→ DIRECTIONS
Copy every line of the listing below exactly, with nothing changed.

→ Stored items from a collection
++++++

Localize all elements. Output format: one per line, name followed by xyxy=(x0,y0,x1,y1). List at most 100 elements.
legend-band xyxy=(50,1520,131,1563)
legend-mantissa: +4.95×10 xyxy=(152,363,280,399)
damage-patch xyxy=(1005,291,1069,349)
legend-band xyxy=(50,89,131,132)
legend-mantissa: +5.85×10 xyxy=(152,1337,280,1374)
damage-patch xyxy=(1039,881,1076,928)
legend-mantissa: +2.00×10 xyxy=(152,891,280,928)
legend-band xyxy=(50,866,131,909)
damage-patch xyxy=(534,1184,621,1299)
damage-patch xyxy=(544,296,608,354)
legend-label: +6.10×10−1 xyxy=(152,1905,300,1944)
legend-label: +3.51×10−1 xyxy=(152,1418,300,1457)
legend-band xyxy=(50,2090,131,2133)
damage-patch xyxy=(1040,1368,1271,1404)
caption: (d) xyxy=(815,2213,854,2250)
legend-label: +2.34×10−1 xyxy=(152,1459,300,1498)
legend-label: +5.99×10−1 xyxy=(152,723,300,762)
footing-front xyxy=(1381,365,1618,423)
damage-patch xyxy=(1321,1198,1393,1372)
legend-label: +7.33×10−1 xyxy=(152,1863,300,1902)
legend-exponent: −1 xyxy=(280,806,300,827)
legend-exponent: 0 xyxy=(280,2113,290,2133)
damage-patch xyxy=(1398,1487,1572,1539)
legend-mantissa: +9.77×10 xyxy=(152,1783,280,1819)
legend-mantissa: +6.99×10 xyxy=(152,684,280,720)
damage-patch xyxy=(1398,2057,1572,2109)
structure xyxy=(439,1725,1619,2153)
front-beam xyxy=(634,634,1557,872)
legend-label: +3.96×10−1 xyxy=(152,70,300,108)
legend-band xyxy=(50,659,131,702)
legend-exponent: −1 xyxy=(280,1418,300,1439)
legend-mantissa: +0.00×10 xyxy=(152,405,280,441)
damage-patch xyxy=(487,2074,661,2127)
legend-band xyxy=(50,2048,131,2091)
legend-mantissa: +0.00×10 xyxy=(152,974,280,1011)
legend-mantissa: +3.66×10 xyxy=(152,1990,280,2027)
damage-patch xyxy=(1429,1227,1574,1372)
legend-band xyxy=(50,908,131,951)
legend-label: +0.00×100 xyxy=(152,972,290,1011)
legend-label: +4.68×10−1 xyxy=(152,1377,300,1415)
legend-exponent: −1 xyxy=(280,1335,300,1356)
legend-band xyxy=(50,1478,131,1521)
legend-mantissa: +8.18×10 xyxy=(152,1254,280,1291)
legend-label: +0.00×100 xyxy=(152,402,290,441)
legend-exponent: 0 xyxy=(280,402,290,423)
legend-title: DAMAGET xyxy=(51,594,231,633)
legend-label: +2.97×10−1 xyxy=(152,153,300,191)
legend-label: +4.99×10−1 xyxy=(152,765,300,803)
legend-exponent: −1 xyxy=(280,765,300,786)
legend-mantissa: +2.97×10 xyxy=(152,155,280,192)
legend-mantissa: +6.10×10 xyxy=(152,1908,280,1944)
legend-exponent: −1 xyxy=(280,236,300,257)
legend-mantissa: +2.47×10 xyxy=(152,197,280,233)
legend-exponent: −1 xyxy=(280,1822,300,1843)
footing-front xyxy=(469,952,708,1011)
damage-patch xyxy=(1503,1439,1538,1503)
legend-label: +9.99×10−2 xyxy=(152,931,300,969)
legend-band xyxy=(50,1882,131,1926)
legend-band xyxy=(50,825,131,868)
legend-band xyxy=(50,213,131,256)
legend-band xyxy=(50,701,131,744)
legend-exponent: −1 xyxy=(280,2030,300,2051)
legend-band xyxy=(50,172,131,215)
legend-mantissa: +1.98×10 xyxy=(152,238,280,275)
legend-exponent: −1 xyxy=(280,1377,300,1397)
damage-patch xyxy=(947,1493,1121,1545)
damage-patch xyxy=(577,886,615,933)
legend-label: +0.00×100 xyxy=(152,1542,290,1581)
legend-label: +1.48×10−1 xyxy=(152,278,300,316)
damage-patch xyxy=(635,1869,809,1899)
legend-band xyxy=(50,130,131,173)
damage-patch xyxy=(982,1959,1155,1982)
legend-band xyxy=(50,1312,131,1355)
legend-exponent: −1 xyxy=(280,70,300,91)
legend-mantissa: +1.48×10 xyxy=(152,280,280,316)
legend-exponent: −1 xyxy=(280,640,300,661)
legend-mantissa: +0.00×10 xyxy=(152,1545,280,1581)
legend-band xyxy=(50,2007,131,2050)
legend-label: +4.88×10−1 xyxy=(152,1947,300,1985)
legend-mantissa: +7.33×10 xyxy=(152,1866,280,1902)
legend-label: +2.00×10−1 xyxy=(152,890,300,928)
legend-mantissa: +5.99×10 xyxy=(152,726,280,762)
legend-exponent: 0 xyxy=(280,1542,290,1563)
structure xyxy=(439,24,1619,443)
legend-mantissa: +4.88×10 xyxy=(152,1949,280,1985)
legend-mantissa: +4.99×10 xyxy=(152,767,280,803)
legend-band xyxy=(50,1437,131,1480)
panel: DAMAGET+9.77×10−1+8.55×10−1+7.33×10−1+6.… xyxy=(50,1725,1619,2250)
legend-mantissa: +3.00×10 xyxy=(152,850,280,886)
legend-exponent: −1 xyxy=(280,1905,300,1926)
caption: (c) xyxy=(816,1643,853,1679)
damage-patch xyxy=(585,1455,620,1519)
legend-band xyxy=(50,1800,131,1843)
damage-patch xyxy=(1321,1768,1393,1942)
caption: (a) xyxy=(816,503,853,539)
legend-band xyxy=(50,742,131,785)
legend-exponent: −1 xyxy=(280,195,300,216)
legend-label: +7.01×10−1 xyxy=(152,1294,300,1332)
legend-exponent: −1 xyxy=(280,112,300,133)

++++++

→ RESULT BELOW
Localize all elements. Output format: one per line, name followed by xyxy=(x0,y0,x1,y1). List at most 100 elements.
legend-band xyxy=(50,1520,131,1563)
legend-mantissa: +4.95×10 xyxy=(152,363,280,399)
damage-patch xyxy=(1005,291,1069,349)
legend-band xyxy=(50,89,131,132)
legend-mantissa: +5.85×10 xyxy=(152,1337,280,1374)
damage-patch xyxy=(1039,881,1076,928)
legend-mantissa: +2.00×10 xyxy=(152,891,280,928)
legend-band xyxy=(50,866,131,909)
damage-patch xyxy=(534,1184,621,1299)
damage-patch xyxy=(544,296,608,354)
legend-label: +6.10×10−1 xyxy=(152,1905,300,1944)
legend-label: +3.51×10−1 xyxy=(152,1418,300,1457)
legend-band xyxy=(50,2090,131,2133)
damage-patch xyxy=(1040,1368,1271,1404)
caption: (d) xyxy=(815,2213,854,2250)
legend-label: +2.34×10−1 xyxy=(152,1459,300,1498)
legend-label: +5.99×10−1 xyxy=(152,723,300,762)
footing-front xyxy=(1381,365,1618,423)
damage-patch xyxy=(1321,1198,1393,1372)
legend-label: +7.33×10−1 xyxy=(152,1863,300,1902)
legend-exponent: −1 xyxy=(280,806,300,827)
legend-exponent: 0 xyxy=(280,2113,290,2133)
damage-patch xyxy=(1398,1487,1572,1539)
legend-mantissa: +9.77×10 xyxy=(152,1783,280,1819)
legend-mantissa: +6.99×10 xyxy=(152,684,280,720)
damage-patch xyxy=(1398,2057,1572,2109)
structure xyxy=(439,1725,1619,2153)
front-beam xyxy=(634,634,1557,872)
legend-label: +3.96×10−1 xyxy=(152,70,300,108)
legend-band xyxy=(50,659,131,702)
legend-exponent: −1 xyxy=(280,1418,300,1439)
legend-mantissa: +0.00×10 xyxy=(152,405,280,441)
damage-patch xyxy=(487,2074,661,2127)
legend-band xyxy=(50,2048,131,2091)
legend-mantissa: +0.00×10 xyxy=(152,974,280,1011)
legend-mantissa: +3.66×10 xyxy=(152,1990,280,2027)
damage-patch xyxy=(1429,1227,1574,1372)
legend-band xyxy=(50,908,131,951)
legend-label: +0.00×100 xyxy=(152,972,290,1011)
legend-label: +4.68×10−1 xyxy=(152,1377,300,1415)
legend-exponent: −1 xyxy=(280,1335,300,1356)
legend-band xyxy=(50,1478,131,1521)
legend-mantissa: +8.18×10 xyxy=(152,1254,280,1291)
legend-label: +0.00×100 xyxy=(152,402,290,441)
legend-exponent: 0 xyxy=(280,402,290,423)
legend-title: DAMAGET xyxy=(51,594,231,633)
legend-label: +2.97×10−1 xyxy=(152,153,300,191)
legend-label: +4.99×10−1 xyxy=(152,765,300,803)
legend-exponent: −1 xyxy=(280,765,300,786)
legend-mantissa: +2.97×10 xyxy=(152,155,280,192)
legend-mantissa: +6.10×10 xyxy=(152,1908,280,1944)
legend-exponent: −1 xyxy=(280,236,300,257)
legend-mantissa: +2.47×10 xyxy=(152,197,280,233)
legend-exponent: −1 xyxy=(280,1822,300,1843)
footing-front xyxy=(469,952,708,1011)
damage-patch xyxy=(1503,1439,1538,1503)
legend-label: +9.99×10−2 xyxy=(152,931,300,969)
legend-band xyxy=(50,1882,131,1926)
legend-band xyxy=(50,825,131,868)
legend-band xyxy=(50,213,131,256)
legend-band xyxy=(50,701,131,744)
legend-exponent: −1 xyxy=(280,2030,300,2051)
legend-band xyxy=(50,172,131,215)
legend-mantissa: +1.98×10 xyxy=(152,238,280,275)
legend-exponent: −1 xyxy=(280,1377,300,1397)
damage-patch xyxy=(947,1493,1121,1545)
damage-patch xyxy=(577,886,615,933)
legend-label: +0.00×100 xyxy=(152,1542,290,1581)
legend-label: +1.48×10−1 xyxy=(152,278,300,316)
damage-patch xyxy=(635,1869,809,1899)
legend-band xyxy=(50,130,131,173)
damage-patch xyxy=(982,1959,1155,1982)
legend-band xyxy=(50,1312,131,1355)
legend-exponent: −1 xyxy=(280,70,300,91)
legend-mantissa: +1.48×10 xyxy=(152,280,280,316)
legend-exponent: −1 xyxy=(280,640,300,661)
legend-mantissa: +0.00×10 xyxy=(152,1545,280,1581)
legend-band xyxy=(50,2007,131,2050)
legend-label: +4.88×10−1 xyxy=(152,1947,300,1985)
legend-mantissa: +7.33×10 xyxy=(152,1866,280,1902)
legend-label: +2.00×10−1 xyxy=(152,890,300,928)
legend-mantissa: +5.99×10 xyxy=(152,726,280,762)
legend-exponent: 0 xyxy=(280,1542,290,1563)
structure xyxy=(439,24,1619,443)
legend-mantissa: +4.88×10 xyxy=(152,1949,280,1985)
legend-mantissa: +4.99×10 xyxy=(152,767,280,803)
legend-band xyxy=(50,1437,131,1480)
panel: DAMAGET+9.77×10−1+8.55×10−1+7.33×10−1+6.… xyxy=(50,1725,1619,2250)
legend-mantissa: +3.00×10 xyxy=(152,850,280,886)
legend-exponent: −1 xyxy=(280,1905,300,1926)
caption: (c) xyxy=(816,1643,853,1679)
damage-patch xyxy=(585,1455,620,1519)
legend-band xyxy=(50,1800,131,1843)
damage-patch xyxy=(1321,1768,1393,1942)
caption: (a) xyxy=(816,503,853,539)
legend-band xyxy=(50,742,131,785)
legend-exponent: −1 xyxy=(280,195,300,216)
legend-label: +7.01×10−1 xyxy=(152,1294,300,1332)
legend-exponent: −1 xyxy=(280,112,300,133)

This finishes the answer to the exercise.